• _Task instructions_:
Show all lines that include the string "warmer"; copy each one.

━━━━━━━━━━━━━━━━

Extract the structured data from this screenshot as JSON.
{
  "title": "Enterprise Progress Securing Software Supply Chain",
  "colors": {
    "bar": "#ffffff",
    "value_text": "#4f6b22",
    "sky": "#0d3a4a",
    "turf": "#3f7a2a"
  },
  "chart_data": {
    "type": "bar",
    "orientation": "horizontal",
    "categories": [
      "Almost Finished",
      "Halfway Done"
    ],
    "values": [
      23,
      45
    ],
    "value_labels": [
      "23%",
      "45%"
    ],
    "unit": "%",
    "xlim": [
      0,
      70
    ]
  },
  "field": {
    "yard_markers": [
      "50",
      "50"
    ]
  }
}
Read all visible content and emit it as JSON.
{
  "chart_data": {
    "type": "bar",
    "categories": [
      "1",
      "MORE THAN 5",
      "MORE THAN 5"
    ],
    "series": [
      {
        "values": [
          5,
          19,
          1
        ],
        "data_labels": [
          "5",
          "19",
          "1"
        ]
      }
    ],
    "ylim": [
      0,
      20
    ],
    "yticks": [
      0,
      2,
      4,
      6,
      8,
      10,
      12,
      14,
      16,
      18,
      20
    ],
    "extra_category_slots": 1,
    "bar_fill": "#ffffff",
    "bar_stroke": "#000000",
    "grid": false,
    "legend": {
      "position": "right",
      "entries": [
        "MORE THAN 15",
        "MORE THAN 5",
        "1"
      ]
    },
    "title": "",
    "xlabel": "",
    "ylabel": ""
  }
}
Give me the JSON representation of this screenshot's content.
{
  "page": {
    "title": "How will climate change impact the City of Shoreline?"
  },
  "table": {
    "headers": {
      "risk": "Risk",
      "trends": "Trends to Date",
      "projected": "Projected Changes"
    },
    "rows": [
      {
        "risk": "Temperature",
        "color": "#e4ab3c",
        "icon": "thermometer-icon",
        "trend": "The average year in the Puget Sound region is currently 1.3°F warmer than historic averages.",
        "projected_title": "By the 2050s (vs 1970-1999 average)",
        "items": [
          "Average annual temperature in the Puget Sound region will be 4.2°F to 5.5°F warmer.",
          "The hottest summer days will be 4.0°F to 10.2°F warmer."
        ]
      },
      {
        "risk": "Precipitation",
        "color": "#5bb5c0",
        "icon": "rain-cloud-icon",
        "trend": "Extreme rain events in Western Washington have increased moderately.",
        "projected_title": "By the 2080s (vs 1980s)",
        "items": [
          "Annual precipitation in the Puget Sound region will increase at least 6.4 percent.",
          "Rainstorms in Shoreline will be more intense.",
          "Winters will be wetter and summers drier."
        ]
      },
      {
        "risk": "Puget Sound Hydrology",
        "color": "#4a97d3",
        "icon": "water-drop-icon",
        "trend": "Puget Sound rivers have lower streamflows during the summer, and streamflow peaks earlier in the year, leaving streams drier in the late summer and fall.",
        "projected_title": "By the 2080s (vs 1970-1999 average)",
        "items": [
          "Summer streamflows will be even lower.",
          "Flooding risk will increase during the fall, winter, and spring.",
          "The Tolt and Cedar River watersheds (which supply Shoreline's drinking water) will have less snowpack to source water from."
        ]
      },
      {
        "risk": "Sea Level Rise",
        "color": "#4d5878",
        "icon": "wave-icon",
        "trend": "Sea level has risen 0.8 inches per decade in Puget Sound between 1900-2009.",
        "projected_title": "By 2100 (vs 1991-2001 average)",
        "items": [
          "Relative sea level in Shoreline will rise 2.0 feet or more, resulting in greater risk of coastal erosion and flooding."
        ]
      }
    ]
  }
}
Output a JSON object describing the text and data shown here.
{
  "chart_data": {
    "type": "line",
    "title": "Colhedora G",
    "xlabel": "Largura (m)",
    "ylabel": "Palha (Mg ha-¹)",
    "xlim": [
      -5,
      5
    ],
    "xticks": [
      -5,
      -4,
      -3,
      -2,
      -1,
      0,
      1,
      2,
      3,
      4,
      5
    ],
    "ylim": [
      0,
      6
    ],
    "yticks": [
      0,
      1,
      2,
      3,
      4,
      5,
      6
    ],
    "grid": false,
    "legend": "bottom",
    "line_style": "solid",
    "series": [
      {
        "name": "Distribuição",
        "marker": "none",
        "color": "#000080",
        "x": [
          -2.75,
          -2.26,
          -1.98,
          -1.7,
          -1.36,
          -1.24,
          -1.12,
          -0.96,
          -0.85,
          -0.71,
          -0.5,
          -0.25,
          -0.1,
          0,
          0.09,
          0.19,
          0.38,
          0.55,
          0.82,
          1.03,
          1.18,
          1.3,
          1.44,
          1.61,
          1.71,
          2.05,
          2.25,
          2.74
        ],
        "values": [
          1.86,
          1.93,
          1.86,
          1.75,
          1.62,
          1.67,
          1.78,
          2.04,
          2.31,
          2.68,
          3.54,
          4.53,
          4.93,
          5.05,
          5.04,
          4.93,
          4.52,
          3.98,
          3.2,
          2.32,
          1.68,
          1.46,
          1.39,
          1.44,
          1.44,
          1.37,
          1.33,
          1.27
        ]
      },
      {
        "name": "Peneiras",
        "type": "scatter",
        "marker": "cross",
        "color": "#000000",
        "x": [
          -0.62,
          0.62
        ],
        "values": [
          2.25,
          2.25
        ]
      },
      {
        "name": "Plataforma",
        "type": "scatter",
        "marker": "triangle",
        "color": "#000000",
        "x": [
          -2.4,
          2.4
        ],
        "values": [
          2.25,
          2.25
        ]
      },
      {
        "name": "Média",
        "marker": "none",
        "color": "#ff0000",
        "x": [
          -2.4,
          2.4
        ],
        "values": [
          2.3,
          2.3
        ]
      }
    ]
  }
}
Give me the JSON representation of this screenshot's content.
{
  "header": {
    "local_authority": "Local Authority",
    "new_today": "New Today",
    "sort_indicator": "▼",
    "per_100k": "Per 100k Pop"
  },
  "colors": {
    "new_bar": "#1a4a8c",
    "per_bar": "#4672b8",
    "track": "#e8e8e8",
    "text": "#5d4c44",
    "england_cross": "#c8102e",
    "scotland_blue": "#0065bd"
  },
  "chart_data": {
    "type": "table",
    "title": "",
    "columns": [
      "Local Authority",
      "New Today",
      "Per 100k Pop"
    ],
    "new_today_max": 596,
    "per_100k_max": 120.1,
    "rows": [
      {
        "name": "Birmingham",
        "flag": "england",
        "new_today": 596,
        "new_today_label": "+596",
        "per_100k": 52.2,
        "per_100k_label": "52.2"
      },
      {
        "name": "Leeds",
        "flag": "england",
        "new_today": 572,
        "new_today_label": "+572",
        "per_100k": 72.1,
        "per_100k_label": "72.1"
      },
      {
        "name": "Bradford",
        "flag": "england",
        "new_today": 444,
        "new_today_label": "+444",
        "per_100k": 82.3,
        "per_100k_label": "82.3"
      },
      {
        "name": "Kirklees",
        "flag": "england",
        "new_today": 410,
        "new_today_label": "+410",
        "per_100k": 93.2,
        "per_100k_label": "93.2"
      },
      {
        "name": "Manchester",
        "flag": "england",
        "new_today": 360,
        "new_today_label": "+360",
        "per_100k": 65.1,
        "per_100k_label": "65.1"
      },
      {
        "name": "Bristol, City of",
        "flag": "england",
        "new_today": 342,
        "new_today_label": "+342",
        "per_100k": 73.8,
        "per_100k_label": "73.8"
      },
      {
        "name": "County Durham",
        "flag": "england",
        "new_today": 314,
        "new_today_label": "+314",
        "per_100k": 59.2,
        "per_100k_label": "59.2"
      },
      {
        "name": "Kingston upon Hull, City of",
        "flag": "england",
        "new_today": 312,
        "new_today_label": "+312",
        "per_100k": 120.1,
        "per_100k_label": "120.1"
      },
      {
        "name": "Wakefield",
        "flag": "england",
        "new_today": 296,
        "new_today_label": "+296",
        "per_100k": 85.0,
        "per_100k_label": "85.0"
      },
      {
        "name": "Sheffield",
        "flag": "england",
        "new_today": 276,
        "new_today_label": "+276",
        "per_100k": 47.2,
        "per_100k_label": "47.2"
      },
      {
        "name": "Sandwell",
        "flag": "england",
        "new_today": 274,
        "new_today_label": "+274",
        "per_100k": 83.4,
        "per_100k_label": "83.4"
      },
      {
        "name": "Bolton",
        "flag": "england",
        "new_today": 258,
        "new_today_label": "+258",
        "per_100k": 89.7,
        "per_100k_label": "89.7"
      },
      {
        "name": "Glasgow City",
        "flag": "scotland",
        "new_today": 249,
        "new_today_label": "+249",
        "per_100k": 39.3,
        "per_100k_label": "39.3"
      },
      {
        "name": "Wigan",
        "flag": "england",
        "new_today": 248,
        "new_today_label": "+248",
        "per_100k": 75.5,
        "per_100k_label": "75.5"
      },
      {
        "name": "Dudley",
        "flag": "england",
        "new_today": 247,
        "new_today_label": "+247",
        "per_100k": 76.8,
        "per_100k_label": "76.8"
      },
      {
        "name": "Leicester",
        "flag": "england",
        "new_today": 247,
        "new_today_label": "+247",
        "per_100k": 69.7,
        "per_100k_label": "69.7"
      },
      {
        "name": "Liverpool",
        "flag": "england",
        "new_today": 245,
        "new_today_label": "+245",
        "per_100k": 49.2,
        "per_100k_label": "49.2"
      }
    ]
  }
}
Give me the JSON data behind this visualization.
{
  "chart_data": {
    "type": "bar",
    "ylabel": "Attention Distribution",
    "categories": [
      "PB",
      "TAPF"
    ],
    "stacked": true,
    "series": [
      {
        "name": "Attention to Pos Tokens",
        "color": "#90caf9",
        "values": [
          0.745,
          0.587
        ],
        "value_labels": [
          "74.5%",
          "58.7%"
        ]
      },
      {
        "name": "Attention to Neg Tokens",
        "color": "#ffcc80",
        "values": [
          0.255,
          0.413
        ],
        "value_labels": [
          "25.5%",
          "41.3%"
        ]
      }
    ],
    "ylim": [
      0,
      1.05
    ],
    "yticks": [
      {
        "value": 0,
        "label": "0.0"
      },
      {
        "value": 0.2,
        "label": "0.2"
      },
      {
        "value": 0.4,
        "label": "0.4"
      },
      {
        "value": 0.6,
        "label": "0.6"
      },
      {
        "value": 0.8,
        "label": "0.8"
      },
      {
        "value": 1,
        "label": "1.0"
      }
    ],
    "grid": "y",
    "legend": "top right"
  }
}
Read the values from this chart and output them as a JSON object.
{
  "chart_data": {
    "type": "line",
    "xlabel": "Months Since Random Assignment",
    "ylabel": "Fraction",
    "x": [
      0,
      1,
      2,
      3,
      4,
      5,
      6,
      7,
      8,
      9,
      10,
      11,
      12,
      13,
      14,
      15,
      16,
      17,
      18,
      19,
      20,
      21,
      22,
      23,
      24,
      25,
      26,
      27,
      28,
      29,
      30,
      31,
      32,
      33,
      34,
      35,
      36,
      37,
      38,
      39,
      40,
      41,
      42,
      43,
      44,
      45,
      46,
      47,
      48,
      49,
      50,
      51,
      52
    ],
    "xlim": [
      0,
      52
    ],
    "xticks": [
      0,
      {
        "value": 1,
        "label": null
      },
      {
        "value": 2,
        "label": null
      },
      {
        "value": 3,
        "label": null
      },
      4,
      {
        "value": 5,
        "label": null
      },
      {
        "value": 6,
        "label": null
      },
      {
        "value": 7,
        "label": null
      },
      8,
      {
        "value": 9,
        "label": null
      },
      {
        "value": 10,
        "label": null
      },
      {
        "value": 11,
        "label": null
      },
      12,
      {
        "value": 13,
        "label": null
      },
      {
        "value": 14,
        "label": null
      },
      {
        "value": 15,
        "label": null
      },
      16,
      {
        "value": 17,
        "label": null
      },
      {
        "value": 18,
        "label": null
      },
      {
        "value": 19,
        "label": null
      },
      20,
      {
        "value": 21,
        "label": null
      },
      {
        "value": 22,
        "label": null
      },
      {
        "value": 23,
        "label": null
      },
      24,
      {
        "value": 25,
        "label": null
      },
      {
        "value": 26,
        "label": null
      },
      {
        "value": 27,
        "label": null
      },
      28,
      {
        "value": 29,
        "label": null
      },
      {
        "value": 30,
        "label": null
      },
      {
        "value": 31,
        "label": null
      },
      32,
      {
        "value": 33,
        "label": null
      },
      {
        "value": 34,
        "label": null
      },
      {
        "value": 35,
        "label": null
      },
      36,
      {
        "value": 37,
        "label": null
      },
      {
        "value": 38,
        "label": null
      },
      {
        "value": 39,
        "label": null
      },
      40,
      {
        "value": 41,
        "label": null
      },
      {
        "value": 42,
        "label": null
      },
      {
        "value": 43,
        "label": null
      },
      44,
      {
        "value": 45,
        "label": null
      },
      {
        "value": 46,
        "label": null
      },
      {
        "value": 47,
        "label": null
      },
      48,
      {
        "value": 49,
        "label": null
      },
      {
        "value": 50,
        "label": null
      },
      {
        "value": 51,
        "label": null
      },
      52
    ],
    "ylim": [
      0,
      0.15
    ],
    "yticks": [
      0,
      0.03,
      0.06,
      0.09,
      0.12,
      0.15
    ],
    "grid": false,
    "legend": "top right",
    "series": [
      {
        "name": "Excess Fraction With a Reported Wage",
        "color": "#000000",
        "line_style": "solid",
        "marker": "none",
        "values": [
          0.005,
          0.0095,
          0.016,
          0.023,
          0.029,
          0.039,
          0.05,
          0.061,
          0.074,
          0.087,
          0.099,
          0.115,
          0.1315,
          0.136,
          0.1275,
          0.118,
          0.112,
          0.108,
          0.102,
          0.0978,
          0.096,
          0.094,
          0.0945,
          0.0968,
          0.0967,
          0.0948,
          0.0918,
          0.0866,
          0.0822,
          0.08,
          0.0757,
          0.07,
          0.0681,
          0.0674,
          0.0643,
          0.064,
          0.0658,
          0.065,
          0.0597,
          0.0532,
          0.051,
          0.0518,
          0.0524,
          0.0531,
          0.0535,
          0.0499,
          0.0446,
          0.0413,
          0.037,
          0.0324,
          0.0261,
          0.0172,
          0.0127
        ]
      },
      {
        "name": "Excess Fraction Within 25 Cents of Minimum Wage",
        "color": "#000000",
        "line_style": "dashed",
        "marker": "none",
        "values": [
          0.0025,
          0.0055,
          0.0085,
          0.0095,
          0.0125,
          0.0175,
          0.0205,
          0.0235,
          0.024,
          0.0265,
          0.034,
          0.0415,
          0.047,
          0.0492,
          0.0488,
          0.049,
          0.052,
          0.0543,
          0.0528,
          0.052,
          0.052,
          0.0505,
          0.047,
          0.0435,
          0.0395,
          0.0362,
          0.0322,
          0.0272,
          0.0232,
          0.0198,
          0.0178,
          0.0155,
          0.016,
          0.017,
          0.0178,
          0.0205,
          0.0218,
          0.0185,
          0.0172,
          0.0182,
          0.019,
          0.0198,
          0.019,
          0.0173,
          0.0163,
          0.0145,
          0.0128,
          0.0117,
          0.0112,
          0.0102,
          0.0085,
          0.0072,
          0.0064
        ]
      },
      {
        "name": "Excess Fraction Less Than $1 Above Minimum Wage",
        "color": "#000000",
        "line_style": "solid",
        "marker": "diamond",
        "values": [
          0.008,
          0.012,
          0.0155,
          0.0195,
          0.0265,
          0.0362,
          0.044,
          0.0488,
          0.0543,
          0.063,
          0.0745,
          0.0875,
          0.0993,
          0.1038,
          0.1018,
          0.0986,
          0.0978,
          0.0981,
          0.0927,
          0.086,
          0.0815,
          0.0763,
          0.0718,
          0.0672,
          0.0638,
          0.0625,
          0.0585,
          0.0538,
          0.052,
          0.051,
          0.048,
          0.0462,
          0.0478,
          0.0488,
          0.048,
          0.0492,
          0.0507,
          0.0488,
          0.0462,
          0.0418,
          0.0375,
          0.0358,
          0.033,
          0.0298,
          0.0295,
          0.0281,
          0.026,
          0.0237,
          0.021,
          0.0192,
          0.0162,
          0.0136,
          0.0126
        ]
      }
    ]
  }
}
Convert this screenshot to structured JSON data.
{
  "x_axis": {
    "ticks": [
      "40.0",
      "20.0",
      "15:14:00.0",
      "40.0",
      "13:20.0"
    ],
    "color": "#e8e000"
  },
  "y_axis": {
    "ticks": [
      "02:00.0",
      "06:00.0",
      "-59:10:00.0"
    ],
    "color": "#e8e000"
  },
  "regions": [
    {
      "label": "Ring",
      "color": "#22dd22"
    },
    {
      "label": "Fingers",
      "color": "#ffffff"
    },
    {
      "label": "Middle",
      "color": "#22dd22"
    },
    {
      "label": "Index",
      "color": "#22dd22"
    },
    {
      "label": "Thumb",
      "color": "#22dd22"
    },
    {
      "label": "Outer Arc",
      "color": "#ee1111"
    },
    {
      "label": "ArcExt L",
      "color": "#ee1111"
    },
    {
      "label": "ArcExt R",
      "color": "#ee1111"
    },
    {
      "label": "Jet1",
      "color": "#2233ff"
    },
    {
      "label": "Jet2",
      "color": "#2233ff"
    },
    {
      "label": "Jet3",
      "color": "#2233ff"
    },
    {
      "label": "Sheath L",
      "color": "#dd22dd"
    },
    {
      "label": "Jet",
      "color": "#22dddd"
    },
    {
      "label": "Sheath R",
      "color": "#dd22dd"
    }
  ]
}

━━━━━━━━━━━━━━━━

• _Reply to the task_:
        "trend": "The average year in the Puget Sound region is currently 1.3°F warmer than historic averages.",
          "Average annual temperature in the Puget Sound region will be 4.2°F to 5.5°F warmer.",
          "The hottest summer days will be 4.0°F to 10.2°F warmer."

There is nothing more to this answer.